> **ASSIGNMENT**: Whenever a line in the records below contains "haben", pick it out.

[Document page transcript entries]
++++++
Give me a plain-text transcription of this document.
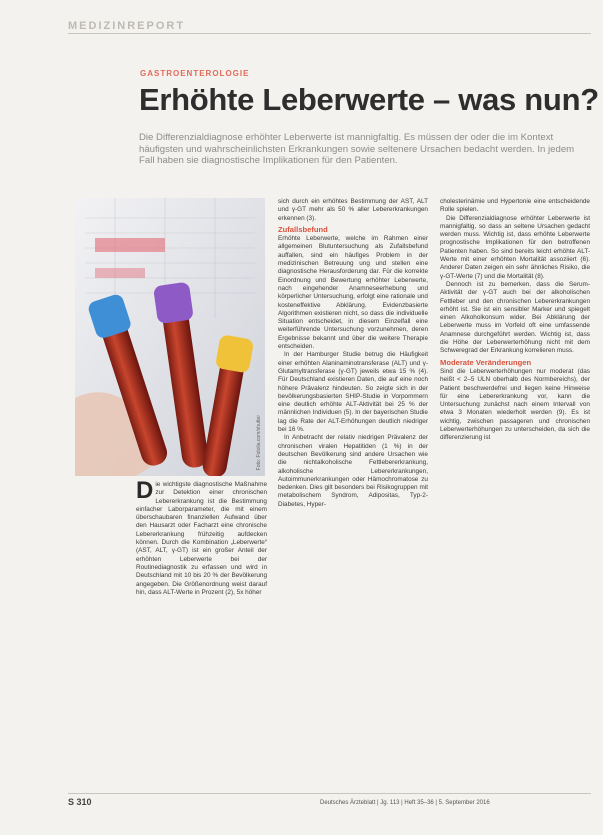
MEDIZINREPORT
GASTROENTEROLOGIE
Erhöhte Leberwerte – was nun?
Die Differenzialdiagnose erhöhter Leberwerte ist mannigfaltig. Es müssen der oder die im Kontext häufigsten und wahrscheinlichsten Erkrankungen sowie seltenere Ursachen bedacht werden. In jedem Fall haben sie diagnostische Implikationen für den Patienten.
Foto: Fotolia.com/shutter
D ie wichtigste diagnostische Maßnahme zur Detektion einer chronischen Lebererkrankung ist die Bestimmung einfacher Laborparameter, die mit einem überschaubaren finanziellen Aufwand über den Hausarzt oder Facharzt eine chronische Lebererkrankung frühzeitig aufdecken können. Durch die Kombination „Leberwerte“ (AST, ALT, γ-GT) ist ein großer Anteil der erhöhten Leberwerte bei der Routinediagnostik zu erfassen und wird in Deutschland mit 10 bis 20 % der Bevölkerung angegeben. Die Größenordnung weist darauf hin, dass ALT-Werte in Prozent (2), 5x höher

sich durch ein erhöhtes Bestimmung der AST, ALT und γ-GT mehr als 50 % aller Lebererkrankungen erkennen (3).

Zufallsbefund

Erhöhte Leberwerte, welche im Rahmen einer allgemeinen Blutuntersuchung als Zufallsbefund auffallen, sind ein häufiges Problem in der medizinischen Betreuung ung und stellen eine diagnostische Herausforderung dar. Für die korrekte Einordnung und Bewertung erhöhter Leberwerte, nach eingehender Anamneseerhebung und körperlicher Untersuchung, erfolgt eine rationale und kosteneffektive Abklärung. Evidenzbasierte Algorithmen existieren nicht, so dass die individuelle Situation entscheidet, in diesem Einzelfall eine weiterführende Untersuchung vorzunehmen, deren Ergebnisse bekannt und über die weitere Therapie entscheiden.

In der Hamburger Studie betrug die Häufigkeit einer erhöhten Alaninaminotransferase (ALT) und γ-Glutamyltransferase (γ-GT) jeweils etwa 15 % (4). Für Deutschland existieren Daten, die auf eine noch höhere Prävalenz hindeuten. So zeigte sich in der bevölkerungsbasierten SHIP-Studie in Vorpommern eine deutlich erhöhte ALT-Aktivität bei 25 % der männlichen Individuen (5). In der bayerischen Studie lag die Rate der ALT-Erhöhungen deutlich niedriger bei 16 %.

In Anbetracht der relativ niedrigen Prävalenz der chronischen viralen Hepatitiden (1 %) in der deutschen Bevölkerung sind andere Ursachen wie die nichtalkoholische Fettlebererkrankung, alkoholische Lebererkrankungen, Autoimmunerkrankungen oder Hämochromatose zu bedenken. Dies gilt besonders bei Risikogruppen mit metabolischem Syndrom, Adipositas, Typ-2-Diabetes, Hyper-

cholesterinämie und Hypertonie eine entscheidende Rolle spielen.

Die Differenzialdiagnose erhöhter Leberwerte ist mannigfaltig, so dass an seltene Ursachen gedacht werden muss. Wichtig ist, dass erhöhte Leberwerte prognostische Implikationen für den betroffenen Patienten haben. So sind bereits leicht erhöhte ALT-Werte mit einer erhöhten Mortalität assoziiert (6). Anderer Daten zeigen ein sehr ähnliches Risiko, die γ-GT-Werte (7) und die Mortalität (8).

Dennoch ist zu bemerken, dass die Serum-Aktivität der γ-GT auch bei der alkoholischen Fettleber und den chronischen Lebererkrankungen erhöht ist. Sie ist ein sensibler Marker und spiegelt einen Alkoholkonsum wider. Bei Abklärung der Leberwerte muss im Vorfeld oft eine umfassende Anamnese durchgeführt werden. Wichtig ist, dass die Höhe der Leberwerterhöhung nicht mit dem Schweregrad der Erkrankung korrelieren muss.

Moderate Veränderungen

Sind die Leberwerterhöhungen nur moderat (das heißt < 2–5 ULN oberhalb des Normbereichs), der Patient beschwerdefrei und liegen keine Hinweise für eine Lebererkrankung vor, kann die Untersuchung zunächst nach einem Intervall von etwa 3 Monaten wiederholt werden (9). Es ist wichtig, zwischen passageren und chronischen Leberwerterhöhungen zu unterscheiden, da sich die differenzierung ist

S 310	Deutsches Ärzteblatt | Jg. 113 | Heft 35–36 | 5. September 2016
++++++
> **COMPLETED EXERCISE**:
Die Differenzialdiagnose erhöhter Leberwerte ist mannigfaltig. Es müssen der oder die im Kontext häufigsten und wahrscheinlichsten Erkrankungen sowie seltenere Ursachen bedacht werden. In jedem Fall haben sie diagnostische Implikationen für den Patienten.
Die Differenzialdiagnose erhöhter Leberwerte ist mannigfaltig, so dass an seltene Ursachen gedacht werden muss. Wichtig ist, dass erhöhte Leberwerte prognostische Implikationen für den betroffenen Patienten haben. So sind bereits leicht erhöhte ALT-Werte mit einer erhöhten Mortalität assoziiert (6). Anderer Daten zeigen ein sehr ähnliches Risiko, die γ-GT-Werte (7) und die Mortalität (8).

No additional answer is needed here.